- Work to be completed:
Copy out each line of the listing that has the word "Daily" in it.

(Items listed in a dataset)
============
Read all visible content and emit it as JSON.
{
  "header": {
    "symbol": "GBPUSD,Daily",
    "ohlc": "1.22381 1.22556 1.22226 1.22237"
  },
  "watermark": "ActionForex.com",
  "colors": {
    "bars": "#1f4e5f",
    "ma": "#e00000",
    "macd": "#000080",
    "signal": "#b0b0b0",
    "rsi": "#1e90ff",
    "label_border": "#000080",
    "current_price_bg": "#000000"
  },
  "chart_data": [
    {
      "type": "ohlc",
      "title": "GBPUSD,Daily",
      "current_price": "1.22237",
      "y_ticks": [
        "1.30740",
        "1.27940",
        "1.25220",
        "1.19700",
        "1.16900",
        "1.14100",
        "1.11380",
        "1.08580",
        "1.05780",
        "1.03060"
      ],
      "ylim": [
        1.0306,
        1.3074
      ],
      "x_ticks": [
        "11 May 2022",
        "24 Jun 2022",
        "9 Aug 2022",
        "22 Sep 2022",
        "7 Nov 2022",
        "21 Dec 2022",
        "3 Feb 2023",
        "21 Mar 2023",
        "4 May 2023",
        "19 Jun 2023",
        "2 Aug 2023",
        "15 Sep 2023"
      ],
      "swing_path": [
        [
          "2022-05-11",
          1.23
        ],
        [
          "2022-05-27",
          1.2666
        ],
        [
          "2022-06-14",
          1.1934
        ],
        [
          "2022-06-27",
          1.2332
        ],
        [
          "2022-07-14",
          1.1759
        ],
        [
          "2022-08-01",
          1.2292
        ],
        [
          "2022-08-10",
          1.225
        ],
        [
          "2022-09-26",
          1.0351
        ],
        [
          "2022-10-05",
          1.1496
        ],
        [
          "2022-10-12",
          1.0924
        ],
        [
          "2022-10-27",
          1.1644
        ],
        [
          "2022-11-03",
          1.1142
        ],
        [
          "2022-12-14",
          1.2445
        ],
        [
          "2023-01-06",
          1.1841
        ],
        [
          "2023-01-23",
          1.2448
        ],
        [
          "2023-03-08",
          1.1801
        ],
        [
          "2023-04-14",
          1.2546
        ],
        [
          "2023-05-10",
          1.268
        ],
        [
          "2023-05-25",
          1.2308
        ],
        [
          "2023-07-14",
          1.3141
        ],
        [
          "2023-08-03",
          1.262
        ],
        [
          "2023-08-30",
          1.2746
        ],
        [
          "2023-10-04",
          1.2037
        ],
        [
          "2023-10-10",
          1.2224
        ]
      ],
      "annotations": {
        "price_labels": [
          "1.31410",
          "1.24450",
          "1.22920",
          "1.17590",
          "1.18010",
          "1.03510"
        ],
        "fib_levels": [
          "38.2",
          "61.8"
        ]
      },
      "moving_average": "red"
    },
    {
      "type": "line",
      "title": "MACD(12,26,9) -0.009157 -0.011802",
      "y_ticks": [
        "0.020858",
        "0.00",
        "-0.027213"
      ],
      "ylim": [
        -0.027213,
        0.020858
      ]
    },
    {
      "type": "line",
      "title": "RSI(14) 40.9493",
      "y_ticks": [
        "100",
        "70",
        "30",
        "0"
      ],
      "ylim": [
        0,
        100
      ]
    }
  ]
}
============
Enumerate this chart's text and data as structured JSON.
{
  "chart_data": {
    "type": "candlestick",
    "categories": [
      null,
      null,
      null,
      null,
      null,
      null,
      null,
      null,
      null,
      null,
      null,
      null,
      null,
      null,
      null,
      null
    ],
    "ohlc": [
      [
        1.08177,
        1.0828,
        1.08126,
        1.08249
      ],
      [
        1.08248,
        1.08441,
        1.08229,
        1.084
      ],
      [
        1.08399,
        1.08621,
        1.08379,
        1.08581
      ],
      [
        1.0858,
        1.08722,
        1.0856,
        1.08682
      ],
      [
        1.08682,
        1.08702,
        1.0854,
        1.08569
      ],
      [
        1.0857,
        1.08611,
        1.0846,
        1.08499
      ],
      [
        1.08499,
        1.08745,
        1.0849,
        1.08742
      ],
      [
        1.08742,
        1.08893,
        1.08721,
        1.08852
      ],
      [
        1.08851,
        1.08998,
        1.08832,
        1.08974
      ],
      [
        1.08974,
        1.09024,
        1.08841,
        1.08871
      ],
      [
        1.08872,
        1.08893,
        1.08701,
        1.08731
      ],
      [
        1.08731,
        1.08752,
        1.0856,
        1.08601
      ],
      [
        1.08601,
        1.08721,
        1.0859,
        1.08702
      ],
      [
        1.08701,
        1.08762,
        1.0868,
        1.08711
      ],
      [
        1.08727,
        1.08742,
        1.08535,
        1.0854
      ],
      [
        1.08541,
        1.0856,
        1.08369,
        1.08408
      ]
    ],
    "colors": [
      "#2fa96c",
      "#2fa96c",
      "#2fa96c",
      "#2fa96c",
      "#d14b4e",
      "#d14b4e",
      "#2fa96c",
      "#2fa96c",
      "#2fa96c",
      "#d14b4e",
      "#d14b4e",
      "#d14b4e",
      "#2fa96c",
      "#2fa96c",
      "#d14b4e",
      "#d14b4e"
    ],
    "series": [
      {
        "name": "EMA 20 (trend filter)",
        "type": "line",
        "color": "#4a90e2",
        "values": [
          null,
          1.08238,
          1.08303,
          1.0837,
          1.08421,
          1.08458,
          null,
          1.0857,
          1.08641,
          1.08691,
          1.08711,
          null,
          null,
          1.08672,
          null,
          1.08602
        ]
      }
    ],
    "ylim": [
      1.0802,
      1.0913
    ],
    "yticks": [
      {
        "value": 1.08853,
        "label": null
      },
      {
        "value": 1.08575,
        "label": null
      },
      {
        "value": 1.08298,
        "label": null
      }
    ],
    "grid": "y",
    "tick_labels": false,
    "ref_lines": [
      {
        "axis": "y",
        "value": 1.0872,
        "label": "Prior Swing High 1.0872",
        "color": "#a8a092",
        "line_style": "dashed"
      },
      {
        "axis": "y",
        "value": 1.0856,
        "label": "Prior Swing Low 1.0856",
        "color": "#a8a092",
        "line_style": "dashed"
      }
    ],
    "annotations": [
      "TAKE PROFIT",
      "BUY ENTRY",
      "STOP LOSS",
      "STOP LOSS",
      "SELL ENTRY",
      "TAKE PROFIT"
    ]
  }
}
============
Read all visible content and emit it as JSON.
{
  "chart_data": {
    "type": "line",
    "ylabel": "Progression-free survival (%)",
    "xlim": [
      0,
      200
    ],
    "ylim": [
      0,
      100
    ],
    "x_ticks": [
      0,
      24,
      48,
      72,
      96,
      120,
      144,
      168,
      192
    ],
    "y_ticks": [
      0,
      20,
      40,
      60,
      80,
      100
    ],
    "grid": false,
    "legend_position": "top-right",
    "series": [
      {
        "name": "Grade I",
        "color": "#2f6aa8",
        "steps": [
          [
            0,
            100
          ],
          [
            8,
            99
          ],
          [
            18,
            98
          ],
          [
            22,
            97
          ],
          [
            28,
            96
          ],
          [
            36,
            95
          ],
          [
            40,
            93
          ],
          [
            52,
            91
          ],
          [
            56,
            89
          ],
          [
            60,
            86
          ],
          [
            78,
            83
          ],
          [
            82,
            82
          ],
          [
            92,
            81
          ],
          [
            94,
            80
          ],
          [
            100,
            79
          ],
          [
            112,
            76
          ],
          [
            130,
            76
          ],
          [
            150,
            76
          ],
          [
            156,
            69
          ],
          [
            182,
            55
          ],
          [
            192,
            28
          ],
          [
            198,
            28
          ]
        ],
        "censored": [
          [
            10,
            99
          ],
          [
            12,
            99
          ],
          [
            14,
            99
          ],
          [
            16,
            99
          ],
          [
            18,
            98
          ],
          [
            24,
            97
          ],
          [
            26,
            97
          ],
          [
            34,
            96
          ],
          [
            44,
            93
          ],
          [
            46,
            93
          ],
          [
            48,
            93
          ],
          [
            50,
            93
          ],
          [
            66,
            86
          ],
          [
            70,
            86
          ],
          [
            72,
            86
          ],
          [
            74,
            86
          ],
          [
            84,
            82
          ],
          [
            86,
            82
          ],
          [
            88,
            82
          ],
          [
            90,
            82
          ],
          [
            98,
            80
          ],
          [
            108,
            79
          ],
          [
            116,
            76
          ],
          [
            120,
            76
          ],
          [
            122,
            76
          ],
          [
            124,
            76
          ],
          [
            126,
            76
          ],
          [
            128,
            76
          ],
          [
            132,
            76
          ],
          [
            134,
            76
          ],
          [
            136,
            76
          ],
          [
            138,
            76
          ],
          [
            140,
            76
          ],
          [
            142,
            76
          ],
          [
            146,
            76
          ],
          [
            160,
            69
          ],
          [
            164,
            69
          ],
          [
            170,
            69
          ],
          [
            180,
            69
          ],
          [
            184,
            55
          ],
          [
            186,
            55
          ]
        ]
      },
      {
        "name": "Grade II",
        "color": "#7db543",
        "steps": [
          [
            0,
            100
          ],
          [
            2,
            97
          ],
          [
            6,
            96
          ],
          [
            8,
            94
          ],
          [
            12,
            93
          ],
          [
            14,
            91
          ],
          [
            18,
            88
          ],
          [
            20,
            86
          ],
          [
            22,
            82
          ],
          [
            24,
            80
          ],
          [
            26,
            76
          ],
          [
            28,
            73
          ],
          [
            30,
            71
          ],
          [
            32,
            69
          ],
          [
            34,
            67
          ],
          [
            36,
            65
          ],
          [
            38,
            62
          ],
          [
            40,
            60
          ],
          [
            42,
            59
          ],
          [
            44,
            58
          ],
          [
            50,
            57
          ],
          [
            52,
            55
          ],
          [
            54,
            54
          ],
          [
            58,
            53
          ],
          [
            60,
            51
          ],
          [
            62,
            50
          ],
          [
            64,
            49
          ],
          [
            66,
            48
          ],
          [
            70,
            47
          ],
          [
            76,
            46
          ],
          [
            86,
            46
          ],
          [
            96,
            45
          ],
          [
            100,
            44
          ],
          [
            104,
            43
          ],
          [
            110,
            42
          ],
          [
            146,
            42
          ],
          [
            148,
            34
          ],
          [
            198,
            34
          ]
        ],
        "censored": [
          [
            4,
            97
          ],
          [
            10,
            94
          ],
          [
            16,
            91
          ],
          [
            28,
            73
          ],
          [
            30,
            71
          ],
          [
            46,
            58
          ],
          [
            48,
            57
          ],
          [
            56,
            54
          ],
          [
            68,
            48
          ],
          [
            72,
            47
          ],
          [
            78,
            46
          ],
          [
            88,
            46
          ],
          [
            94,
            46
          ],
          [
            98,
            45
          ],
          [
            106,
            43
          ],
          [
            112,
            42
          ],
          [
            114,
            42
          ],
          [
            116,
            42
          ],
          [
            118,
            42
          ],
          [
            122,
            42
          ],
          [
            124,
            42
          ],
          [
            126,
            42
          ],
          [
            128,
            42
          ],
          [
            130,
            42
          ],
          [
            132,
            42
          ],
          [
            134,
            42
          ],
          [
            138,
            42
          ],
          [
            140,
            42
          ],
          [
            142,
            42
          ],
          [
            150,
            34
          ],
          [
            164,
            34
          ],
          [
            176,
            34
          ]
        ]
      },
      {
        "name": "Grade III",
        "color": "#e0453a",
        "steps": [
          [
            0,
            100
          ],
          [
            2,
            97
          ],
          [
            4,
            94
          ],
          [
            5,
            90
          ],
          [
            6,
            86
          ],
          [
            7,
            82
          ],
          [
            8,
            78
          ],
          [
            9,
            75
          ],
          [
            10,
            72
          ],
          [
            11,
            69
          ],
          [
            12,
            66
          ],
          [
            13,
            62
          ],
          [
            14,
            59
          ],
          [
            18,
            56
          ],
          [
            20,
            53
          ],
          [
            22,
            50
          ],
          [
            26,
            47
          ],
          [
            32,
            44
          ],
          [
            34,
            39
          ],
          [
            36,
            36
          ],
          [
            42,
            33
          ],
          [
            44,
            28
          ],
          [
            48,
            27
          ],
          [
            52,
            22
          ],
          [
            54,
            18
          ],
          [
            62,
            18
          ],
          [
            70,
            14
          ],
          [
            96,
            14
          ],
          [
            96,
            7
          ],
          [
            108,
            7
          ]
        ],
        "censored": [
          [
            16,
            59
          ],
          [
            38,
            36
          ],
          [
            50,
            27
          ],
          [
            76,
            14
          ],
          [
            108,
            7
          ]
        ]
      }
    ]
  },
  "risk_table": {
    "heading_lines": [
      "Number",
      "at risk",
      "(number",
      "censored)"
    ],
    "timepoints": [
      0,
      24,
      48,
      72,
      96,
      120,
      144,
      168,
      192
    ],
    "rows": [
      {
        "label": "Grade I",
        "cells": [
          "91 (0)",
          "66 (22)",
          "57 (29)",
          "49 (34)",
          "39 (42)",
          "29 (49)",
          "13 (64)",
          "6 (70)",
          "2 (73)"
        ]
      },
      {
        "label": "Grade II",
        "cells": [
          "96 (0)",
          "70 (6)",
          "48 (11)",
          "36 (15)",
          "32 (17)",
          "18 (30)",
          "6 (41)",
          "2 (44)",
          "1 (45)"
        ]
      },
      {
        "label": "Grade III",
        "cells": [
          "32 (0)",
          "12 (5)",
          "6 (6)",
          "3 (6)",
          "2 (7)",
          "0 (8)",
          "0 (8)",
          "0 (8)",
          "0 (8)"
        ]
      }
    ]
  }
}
============
- Task result:
    "symbol": "GBPUSD,Daily",
      "title": "GBPUSD,Daily",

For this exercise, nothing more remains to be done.